Task goal
Below are the records. Gather each line that holds "count".
>> Begin Rows
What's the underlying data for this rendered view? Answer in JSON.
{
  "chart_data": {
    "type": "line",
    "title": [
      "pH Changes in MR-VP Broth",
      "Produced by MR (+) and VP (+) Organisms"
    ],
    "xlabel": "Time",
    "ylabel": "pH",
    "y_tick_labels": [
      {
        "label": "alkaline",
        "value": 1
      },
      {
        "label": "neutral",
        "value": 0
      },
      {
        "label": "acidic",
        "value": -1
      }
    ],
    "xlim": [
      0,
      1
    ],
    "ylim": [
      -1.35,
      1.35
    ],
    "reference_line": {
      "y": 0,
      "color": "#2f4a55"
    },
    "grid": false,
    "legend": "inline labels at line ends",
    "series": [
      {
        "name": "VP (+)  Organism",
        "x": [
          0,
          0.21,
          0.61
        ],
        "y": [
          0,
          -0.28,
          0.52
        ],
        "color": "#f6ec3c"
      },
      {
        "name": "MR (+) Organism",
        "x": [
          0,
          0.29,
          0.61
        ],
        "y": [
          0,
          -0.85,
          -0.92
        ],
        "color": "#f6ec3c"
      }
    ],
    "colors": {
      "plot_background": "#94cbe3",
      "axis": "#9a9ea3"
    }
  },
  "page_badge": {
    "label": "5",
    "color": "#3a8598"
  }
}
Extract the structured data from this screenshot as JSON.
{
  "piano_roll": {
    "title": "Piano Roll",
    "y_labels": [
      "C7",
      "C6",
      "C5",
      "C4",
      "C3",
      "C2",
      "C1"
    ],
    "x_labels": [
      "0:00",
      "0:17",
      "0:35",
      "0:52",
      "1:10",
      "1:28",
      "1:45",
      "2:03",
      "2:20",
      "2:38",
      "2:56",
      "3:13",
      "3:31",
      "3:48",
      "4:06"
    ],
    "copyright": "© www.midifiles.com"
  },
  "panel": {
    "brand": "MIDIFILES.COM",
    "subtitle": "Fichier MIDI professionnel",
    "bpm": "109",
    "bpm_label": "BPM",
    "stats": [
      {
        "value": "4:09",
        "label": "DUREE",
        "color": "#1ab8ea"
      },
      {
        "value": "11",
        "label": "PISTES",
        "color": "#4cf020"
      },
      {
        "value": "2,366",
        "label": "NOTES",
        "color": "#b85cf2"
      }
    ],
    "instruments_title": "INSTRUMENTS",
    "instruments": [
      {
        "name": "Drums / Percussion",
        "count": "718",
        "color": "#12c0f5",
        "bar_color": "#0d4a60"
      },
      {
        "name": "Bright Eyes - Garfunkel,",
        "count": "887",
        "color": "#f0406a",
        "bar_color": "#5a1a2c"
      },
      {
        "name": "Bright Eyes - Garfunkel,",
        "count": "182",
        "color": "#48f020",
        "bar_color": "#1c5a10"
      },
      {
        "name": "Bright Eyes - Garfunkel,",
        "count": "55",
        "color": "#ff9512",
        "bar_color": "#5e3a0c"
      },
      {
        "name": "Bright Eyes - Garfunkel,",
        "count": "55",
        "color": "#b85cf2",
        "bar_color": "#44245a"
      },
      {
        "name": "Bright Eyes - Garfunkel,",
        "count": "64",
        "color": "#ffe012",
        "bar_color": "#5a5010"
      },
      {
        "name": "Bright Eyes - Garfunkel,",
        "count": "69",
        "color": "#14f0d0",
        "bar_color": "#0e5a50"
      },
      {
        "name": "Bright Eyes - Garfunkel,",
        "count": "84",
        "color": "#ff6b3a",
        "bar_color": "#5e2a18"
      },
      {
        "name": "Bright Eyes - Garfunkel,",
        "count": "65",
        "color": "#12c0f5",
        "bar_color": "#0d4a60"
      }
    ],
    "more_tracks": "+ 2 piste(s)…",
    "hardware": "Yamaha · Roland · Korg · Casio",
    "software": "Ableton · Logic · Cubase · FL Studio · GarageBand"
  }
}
>> End Rows
Reply to the task
        "count": "718",
        "count": "887",
        "count": "182",
        "count": "55",
        "count": "55",
        "count": "64",
        "count": "69",
        "count": "84",
        "count": "65",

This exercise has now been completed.